━━ Supplied records
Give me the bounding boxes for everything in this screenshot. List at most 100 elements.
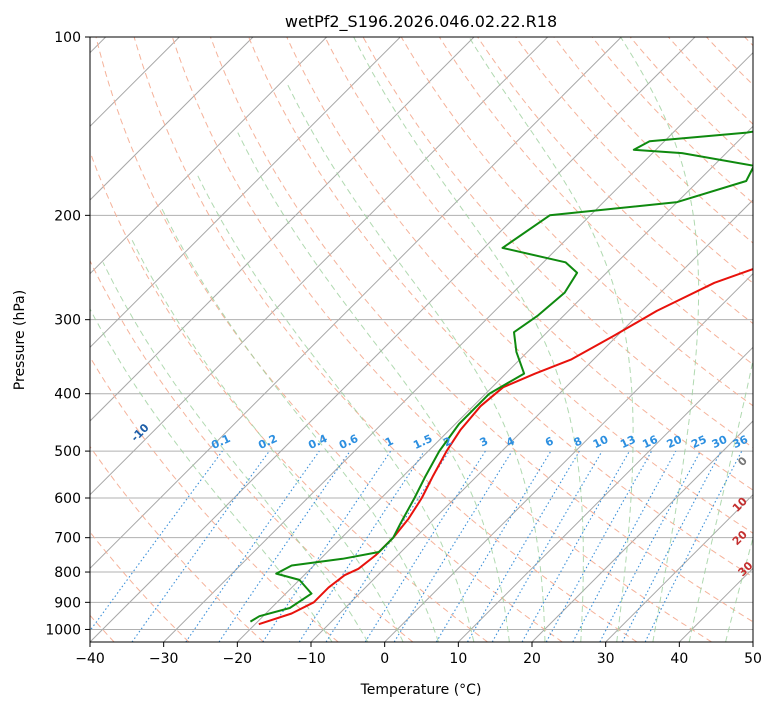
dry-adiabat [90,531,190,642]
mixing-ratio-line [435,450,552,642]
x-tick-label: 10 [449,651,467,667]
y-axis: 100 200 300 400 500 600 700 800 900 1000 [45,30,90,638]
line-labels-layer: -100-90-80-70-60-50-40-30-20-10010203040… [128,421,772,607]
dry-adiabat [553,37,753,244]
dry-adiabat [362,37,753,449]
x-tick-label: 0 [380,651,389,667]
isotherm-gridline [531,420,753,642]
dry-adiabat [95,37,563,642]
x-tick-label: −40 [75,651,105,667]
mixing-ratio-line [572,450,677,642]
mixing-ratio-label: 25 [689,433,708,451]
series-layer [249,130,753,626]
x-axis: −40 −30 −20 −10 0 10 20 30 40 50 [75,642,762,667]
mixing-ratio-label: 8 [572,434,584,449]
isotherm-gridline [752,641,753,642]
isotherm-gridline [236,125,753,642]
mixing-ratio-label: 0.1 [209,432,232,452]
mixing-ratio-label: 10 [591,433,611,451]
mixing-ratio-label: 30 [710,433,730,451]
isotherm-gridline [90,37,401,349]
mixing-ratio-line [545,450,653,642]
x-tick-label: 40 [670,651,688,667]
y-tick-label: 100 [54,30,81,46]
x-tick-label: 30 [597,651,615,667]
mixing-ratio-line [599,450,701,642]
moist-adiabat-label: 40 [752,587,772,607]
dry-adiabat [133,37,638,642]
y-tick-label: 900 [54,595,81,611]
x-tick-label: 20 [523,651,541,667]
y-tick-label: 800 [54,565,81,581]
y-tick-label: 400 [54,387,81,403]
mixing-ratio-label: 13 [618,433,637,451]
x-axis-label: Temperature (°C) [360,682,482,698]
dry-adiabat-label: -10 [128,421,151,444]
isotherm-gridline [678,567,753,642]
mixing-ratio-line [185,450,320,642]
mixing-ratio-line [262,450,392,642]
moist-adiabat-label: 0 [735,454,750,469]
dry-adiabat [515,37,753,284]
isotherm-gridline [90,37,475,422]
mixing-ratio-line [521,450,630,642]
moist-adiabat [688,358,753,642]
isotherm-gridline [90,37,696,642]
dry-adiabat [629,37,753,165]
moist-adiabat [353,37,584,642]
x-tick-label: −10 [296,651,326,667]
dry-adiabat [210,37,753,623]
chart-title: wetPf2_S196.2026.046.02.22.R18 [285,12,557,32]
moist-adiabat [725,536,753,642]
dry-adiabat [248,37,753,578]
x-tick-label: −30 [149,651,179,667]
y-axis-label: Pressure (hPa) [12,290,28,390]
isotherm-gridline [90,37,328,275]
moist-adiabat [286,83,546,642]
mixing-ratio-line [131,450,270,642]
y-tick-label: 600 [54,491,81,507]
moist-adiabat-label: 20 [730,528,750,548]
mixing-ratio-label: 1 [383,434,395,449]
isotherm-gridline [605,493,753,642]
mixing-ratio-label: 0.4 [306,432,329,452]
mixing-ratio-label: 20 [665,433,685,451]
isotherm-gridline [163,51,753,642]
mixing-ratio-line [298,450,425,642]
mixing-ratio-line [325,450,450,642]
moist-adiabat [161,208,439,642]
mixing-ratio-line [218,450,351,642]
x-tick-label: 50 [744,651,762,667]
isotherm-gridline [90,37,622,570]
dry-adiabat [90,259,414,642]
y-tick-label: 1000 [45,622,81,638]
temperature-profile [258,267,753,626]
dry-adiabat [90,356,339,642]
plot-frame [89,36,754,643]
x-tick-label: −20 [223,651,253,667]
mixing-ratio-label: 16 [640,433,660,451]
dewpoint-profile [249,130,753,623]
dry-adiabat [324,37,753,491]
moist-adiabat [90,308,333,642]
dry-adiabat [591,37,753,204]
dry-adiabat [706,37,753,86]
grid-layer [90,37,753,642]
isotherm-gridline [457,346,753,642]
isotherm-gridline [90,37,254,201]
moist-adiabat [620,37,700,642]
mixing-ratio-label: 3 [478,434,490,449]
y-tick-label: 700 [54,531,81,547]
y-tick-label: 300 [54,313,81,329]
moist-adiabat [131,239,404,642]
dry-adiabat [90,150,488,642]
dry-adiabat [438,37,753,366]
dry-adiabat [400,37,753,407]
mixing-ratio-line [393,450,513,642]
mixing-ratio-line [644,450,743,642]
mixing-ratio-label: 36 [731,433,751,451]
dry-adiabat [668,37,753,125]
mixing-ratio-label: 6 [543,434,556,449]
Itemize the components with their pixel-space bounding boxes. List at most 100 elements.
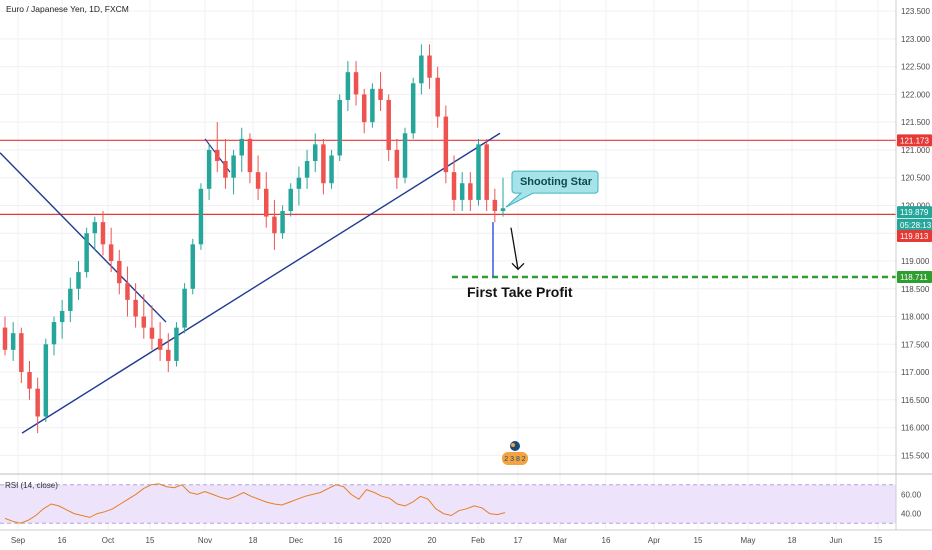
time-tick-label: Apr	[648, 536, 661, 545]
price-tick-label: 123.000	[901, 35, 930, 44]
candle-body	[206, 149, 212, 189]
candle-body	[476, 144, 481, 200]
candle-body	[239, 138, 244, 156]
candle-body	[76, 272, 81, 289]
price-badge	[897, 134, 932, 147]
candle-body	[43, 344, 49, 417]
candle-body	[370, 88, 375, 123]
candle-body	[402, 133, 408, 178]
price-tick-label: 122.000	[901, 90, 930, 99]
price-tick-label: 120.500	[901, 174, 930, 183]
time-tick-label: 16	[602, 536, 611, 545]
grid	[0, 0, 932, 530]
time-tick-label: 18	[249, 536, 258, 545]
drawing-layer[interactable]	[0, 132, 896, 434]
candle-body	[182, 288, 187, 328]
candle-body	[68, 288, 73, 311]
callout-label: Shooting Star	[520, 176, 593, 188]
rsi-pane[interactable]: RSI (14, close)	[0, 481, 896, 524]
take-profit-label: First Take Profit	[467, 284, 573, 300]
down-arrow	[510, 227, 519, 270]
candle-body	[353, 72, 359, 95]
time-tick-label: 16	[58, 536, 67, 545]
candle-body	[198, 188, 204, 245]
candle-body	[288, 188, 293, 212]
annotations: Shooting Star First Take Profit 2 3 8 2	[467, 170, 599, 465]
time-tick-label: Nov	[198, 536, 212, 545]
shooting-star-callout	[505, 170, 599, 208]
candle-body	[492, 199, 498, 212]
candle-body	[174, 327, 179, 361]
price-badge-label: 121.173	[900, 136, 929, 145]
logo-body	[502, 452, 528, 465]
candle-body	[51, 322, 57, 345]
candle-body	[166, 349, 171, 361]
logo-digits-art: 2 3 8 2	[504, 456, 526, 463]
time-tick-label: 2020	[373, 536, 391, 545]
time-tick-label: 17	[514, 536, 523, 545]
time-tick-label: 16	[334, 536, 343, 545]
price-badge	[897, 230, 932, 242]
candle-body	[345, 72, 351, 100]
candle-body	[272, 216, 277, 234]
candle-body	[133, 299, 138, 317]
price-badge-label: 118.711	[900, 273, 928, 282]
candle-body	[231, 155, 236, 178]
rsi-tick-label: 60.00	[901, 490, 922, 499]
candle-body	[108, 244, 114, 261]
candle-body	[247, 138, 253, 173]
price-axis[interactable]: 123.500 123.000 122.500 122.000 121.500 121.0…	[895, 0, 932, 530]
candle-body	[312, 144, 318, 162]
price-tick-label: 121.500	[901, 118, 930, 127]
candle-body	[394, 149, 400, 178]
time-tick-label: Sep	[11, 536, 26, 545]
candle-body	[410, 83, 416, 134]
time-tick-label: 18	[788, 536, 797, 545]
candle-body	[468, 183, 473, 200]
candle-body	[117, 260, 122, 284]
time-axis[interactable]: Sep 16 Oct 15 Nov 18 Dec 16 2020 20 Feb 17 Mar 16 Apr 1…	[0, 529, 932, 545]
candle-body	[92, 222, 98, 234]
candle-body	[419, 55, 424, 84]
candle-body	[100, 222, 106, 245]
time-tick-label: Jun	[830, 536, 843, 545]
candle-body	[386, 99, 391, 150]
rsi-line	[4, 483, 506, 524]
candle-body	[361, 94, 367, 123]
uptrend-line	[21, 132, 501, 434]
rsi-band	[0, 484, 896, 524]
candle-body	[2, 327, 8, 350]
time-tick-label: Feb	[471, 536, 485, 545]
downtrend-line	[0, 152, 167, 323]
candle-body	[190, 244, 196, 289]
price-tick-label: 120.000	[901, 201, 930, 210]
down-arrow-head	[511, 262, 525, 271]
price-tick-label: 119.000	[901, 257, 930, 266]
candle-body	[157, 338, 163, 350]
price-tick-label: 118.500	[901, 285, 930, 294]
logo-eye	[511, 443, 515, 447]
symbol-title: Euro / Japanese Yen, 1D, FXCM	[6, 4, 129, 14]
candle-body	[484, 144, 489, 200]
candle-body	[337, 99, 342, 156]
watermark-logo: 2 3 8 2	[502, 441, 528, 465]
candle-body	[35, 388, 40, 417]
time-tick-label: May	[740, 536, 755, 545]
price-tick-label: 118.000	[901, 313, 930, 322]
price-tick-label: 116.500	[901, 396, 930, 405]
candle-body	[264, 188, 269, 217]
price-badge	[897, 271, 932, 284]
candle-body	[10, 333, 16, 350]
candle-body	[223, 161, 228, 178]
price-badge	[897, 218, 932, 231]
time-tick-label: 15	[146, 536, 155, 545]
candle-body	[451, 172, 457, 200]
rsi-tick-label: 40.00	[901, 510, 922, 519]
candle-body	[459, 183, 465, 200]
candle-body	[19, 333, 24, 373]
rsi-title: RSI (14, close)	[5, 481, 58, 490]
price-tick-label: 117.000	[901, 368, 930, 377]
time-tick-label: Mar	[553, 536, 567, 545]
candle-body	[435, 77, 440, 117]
━━━━
Reproduce only the part of the data that opens with the line containing "536, 661, 545]" and closes with the line containing "132, 896, 434]", swapping "candle-body" for "candlestick-body" and leaving everything else unchanged.

> _Task answer_
time-tick-label: Apr	[648, 536, 661, 545]
price-tick-label: 123.000	[901, 35, 930, 44]
candlestick-body	[206, 149, 212, 189]
candlestick-body	[476, 144, 481, 200]
candlestick-body	[239, 138, 244, 156]
candlestick-body	[76, 272, 81, 289]
price-badge	[897, 134, 932, 147]
candlestick-body	[43, 344, 49, 417]
candlestick-body	[370, 88, 375, 123]
candlestick-body	[402, 133, 408, 178]
price-tick-label: 122.000	[901, 90, 930, 99]
price-tick-label: 120.500	[901, 174, 930, 183]
time-tick-label: 16	[602, 536, 611, 545]
grid	[0, 0, 932, 530]
time-tick-label: 18	[249, 536, 258, 545]
drawing-layer[interactable]	[0, 132, 896, 434]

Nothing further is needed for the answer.